## [What is being asked]
Reproduce the records that follow in full, excluding any picture they contain.

## [Records]
====

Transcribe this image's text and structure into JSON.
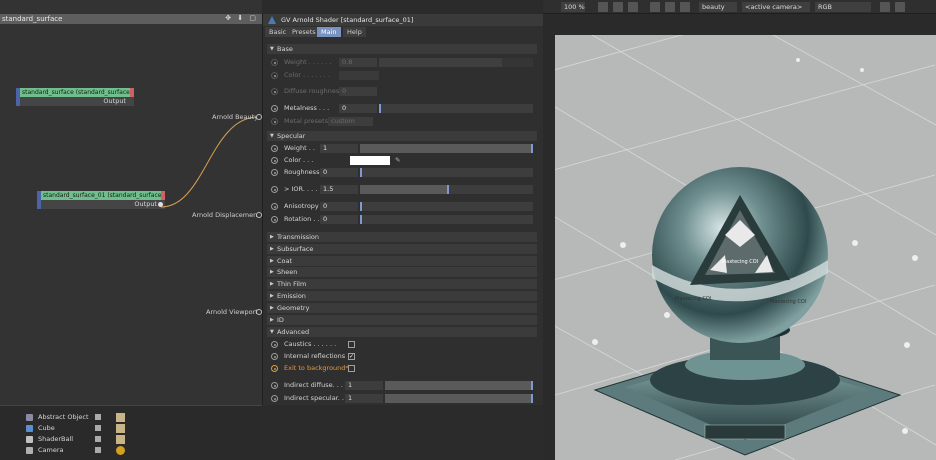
{
  "node_editor": {
    "title": "standard_surface",
    "node1": {
      "title": "standard_surface (standard_surface)",
      "output": "Output"
    },
    "node2": {
      "title": "standard_surface_01 (standard_surface)",
      "output": "Output"
    },
    "ports": {
      "beauty": "Arnold Beauty",
      "displacement": "Arnold Displacement",
      "viewport": "Arnold Viewport"
    }
  },
  "objects": [
    {
      "name": "Abstract Object",
      "icon_color": "#8a8aa0"
    },
    {
      "name": "Cube",
      "icon_color": "#5a8fd0"
    },
    {
      "name": "ShaderBall",
      "icon_color": "#c0c0c0"
    },
    {
      "name": "Camera",
      "icon_color": "#b0b0b0"
    }
  ],
  "attr_panel": {
    "title": "GV Arnold Shader [standard_surface_01]",
    "tabs": [
      "Basic",
      "Presets",
      "Main",
      "Help"
    ],
    "active_tab": "Main",
    "base": {
      "section": "Base",
      "weight": {
        "label": "Weight . . . . . .",
        "value": "0.8"
      },
      "color": {
        "label": "Color . . . . . . ."
      },
      "diffuse_roughness": {
        "label": "Diffuse roughness",
        "value": "0"
      },
      "metalness": {
        "label": "Metalness . . .",
        "value": "0"
      },
      "metal_presets": {
        "label": "Metal presets",
        "value": "custom"
      }
    },
    "specular": {
      "section": "Specular",
      "weight": {
        "label": "Weight . .",
        "value": "1"
      },
      "color": {
        "label": "Color . . ."
      },
      "roughness": {
        "label": "Roughness",
        "value": "0"
      },
      "ior": {
        "label": "> IOR. . . .",
        "value": "1.5"
      },
      "anisotropy": {
        "label": "Anisotropy",
        "value": "0"
      },
      "rotation": {
        "label": "Rotation . .",
        "value": "0"
      }
    },
    "collapsed_sections": [
      "Transmission",
      "Subsurface",
      "Coat",
      "Sheen",
      "Thin Film",
      "Emission",
      "Geometry",
      "ID"
    ],
    "advanced": {
      "section": "Advanced",
      "caustics": {
        "label": "Caustics . . . . . .",
        "checked": false
      },
      "internal_reflections": {
        "label": "Internal reflections",
        "checked": true
      },
      "exit_to_background": {
        "label": "Exit to background*",
        "checked": false
      },
      "indirect_diffuse": {
        "label": "Indirect diffuse. . .",
        "value": "1"
      },
      "indirect_specular": {
        "label": "Indirect specular. .",
        "value": "1"
      }
    }
  },
  "viewport_toolbar": {
    "zoom": "100 %",
    "aov": "beauty",
    "camera": "<active camera>",
    "color_space": "RGB"
  },
  "render": {
    "band_text": "Maxtecing COI",
    "cap_text": "Maxtecing COI"
  }
}
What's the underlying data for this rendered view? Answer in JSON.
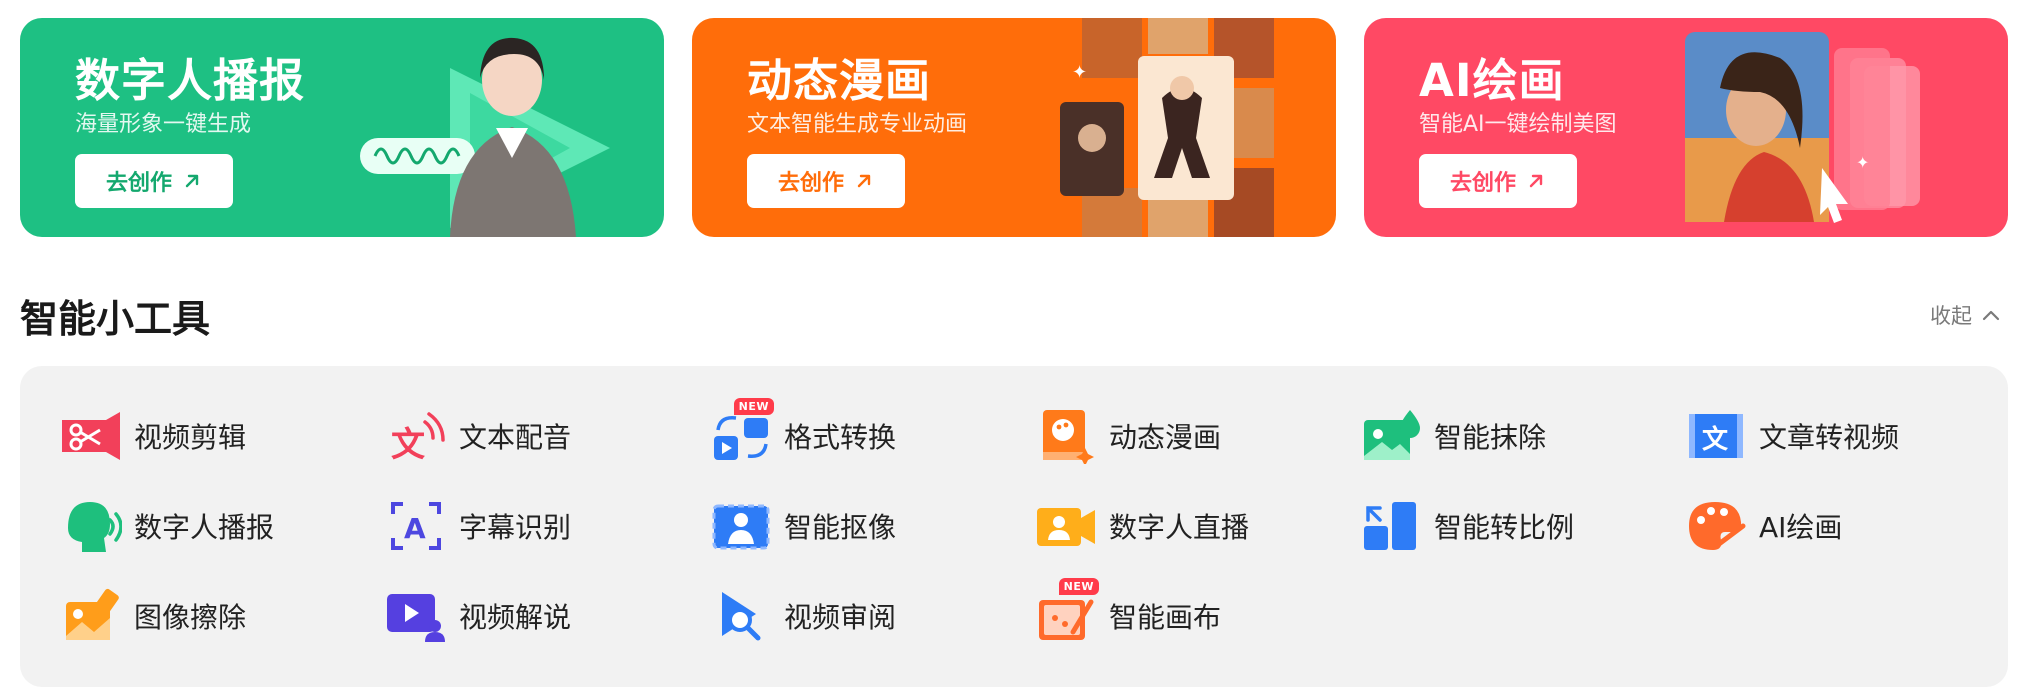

====

## [Complete response]
Transcribe this image's text and structure into JSON.
{
  "node_editor": {
    "title": "standard_surface",
    "node1": {
      "title": "standard_surface (standard_surface)",
      "output": "Output"
    },
    "node2": {
      "title": "standard_surface_01 (standard_surface)",
      "output": "Output"
    },
    "ports": {
      "beauty": "Arnold Beauty",
      "displacement": "Arnold Displacement",
      "viewport": "Arnold Viewport"
    }
  },
  "objects": [
    {
      "name": "Abstract Object",
      "icon_color": "#8a8aa0"
    },
    {
      "name": "Cube",
      "icon_color": "#5a8fd0"
    },
    {
      "name": "ShaderBall",
      "icon_color": "#c0c0c0"
    },
    {
      "name": "Camera",
      "icon_color": "#b0b0b0"
    }
  ],
  "attr_panel": {
    "title": "GV Arnold Shader [standard_surface_01]",
    "tabs": [
      "Basic",
      "Presets",
      "Main",
      "Help"
    ],
    "active_tab": "Main",
    "base": {
      "section": "Base",
      "weight": {
        "label": "Weight . . . . . .",
        "value": "0.8"
      },
      "color": {
        "label": "Color . . . . . . ."
      },
      "diffuse_roughness": {
        "label": "Diffuse roughness",
        "value": "0"
      },
      "metalness": {
        "label": "Metalness . . .",
        "value": "0"
      },
      "metal_presets": {
        "label": "Metal presets",
        "value": "custom"
      }
    },
    "specular": {
      "section": "Specular",
      "weight": {
        "label": "Weight . .",
        "value": "1"
      },
      "color": {
        "label": "Color . . ."
      },
      "roughness": {
        "label": "Roughness",
        "value": "0"
      },
      "ior": {
        "label": "> IOR. . . .",
        "value": "1.5"
      },
      "anisotropy": {
        "label": "Anisotropy",
        "value": "0"
      },
      "rotation": {
        "label": "Rotation . .",
        "value": "0"
      }
    },
    "collapsed_sections": [
      "Transmission",
      "Subsurface",
      "Coat",
      "Sheen",
      "Thin Film",
      "Emission",
      "Geometry",
      "ID"
    ],
    "advanced": {
      "section": "Advanced",
      "caustics": {
        "label": "Caustics . . . . . .",
        "checked": false
      },
      "internal_reflections": {
        "label": "Internal reflections",
        "checked": true
      },
      "exit_to_background": {
        "label": "Exit to background*",
        "checked": false
      },
      "indirect_diffuse": {
        "label": "Indirect diffuse. . .",
        "value": "1"
      },
      "indirect_specular": {
        "label": "Indirect specular. .",
        "value": "1"
      }
    }
  },
  "viewport_toolbar": {
    "zoom": "100 %",
    "aov": "beauty",
    "camera": "<active camera>",
    "color_space": "RGB"
  },
  "render": {
    "band_text": "Maxtecing COI",
    "cap_text": "Maxtecing COI"
  }
}
What's the underlying data for this rendered view? Answer in JSON.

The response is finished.